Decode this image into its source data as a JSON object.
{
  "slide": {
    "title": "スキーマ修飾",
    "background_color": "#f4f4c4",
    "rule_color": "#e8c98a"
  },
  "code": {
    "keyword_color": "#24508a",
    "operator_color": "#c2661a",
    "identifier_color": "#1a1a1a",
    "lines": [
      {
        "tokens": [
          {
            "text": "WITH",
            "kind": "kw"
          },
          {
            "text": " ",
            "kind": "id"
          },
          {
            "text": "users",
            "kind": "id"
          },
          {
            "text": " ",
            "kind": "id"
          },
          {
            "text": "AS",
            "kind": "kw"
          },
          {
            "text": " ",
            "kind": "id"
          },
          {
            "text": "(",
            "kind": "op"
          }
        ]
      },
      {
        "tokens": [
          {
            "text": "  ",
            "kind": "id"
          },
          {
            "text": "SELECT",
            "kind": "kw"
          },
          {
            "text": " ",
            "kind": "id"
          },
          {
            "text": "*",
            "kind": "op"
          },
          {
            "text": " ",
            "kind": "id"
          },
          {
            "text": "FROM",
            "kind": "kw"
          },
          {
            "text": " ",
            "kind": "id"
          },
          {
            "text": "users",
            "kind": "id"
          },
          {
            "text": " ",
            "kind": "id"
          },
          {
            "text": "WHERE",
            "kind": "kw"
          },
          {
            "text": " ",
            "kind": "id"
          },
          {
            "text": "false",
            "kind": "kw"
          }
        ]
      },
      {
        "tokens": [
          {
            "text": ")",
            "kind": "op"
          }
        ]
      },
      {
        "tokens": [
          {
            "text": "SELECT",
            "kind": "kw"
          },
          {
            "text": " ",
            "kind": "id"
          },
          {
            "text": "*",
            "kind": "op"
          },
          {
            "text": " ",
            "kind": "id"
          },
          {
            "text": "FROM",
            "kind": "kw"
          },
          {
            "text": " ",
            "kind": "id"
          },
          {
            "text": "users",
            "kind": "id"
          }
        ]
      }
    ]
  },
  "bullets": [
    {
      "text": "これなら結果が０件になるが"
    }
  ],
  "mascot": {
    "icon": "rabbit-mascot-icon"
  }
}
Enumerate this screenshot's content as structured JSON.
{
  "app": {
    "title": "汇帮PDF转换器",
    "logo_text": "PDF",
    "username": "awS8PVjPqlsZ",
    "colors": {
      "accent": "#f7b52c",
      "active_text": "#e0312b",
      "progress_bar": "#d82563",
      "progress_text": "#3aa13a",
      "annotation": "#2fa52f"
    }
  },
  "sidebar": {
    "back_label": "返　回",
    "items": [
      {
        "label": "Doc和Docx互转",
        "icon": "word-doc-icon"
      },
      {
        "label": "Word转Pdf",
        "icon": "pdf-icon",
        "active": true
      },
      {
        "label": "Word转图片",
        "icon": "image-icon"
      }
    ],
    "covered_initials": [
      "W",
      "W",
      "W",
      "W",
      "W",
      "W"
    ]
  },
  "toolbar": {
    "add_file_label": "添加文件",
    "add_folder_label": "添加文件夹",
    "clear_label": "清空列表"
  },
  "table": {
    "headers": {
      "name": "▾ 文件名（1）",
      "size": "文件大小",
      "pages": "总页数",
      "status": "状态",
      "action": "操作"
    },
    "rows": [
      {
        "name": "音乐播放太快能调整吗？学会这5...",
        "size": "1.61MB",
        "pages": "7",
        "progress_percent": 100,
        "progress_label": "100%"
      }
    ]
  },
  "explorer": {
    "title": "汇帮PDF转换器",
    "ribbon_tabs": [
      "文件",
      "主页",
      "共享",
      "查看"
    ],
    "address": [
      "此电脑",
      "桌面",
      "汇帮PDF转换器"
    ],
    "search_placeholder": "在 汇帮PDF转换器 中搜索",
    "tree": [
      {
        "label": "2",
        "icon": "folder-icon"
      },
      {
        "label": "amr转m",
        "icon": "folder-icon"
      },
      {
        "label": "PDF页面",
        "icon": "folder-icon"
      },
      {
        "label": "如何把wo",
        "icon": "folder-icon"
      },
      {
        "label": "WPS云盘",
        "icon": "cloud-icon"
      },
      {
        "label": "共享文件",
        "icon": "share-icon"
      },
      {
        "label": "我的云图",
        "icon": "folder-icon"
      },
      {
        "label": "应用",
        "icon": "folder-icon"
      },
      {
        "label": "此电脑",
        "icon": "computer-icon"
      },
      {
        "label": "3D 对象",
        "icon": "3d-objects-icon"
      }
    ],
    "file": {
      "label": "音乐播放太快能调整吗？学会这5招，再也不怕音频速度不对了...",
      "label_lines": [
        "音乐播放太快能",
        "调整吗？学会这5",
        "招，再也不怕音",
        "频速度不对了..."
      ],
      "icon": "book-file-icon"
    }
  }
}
=-=-=
Short problem ::
Whenever "image" turns up in a line, pick that line out.

Task output ::
Decode this image into its source data as a JSON object.
        "icon": "image-icon"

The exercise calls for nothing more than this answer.